▶ **Exercise objective**:
Identify each line below that contains the word "innovation", and copy it out.
==== Entries provided
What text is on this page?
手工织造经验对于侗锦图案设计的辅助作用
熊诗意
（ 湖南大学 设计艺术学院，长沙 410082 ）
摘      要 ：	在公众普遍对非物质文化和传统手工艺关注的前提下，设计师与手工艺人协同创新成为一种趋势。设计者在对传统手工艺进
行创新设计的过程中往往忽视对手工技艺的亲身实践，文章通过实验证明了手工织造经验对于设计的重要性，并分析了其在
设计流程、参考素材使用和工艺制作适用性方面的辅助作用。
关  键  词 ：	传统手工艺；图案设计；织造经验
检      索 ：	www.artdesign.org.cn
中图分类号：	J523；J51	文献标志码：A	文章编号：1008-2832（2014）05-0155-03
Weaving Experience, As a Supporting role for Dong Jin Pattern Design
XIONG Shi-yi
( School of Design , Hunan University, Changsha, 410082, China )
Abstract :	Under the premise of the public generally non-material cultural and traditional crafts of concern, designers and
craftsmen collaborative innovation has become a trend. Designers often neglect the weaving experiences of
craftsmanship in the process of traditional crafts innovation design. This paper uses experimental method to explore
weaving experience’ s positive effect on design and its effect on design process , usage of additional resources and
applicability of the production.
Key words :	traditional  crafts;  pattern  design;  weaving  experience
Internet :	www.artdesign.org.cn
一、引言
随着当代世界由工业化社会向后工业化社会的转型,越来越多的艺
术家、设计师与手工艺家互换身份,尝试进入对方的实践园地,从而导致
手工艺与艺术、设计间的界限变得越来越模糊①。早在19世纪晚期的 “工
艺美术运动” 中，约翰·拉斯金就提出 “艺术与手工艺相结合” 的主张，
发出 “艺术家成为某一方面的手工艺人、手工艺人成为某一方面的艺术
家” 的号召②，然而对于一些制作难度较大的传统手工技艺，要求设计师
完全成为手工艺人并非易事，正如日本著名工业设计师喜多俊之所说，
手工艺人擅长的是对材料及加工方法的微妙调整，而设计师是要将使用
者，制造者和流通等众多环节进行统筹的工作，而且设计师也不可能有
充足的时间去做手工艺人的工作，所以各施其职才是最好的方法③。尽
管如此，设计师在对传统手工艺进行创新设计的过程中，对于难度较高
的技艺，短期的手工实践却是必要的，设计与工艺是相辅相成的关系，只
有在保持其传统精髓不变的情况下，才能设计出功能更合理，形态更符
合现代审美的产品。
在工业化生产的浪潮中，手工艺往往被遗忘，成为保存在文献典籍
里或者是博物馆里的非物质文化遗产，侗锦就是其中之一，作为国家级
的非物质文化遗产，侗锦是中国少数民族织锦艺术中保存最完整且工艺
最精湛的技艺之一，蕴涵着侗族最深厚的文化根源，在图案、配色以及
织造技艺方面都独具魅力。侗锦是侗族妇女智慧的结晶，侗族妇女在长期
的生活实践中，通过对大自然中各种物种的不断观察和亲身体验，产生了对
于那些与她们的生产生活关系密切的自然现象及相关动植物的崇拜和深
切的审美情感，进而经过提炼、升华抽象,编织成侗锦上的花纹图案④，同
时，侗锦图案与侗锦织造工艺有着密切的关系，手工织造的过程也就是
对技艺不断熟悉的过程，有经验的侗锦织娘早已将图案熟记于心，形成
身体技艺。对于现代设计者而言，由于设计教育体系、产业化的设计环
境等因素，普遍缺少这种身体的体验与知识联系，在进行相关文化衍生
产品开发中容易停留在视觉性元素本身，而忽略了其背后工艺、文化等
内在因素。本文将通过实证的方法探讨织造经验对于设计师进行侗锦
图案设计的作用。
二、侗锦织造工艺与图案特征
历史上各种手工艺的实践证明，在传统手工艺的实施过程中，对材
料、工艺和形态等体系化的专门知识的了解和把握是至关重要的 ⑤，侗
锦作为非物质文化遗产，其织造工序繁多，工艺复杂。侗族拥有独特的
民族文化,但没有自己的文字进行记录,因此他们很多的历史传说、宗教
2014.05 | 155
========
▶ **Full output**:
craftsmen collaborative innovation has become a trend. Designers often neglect the weaving experiences of
craftsmanship in the process of traditional crafts innovation design. This paper uses experimental method to explore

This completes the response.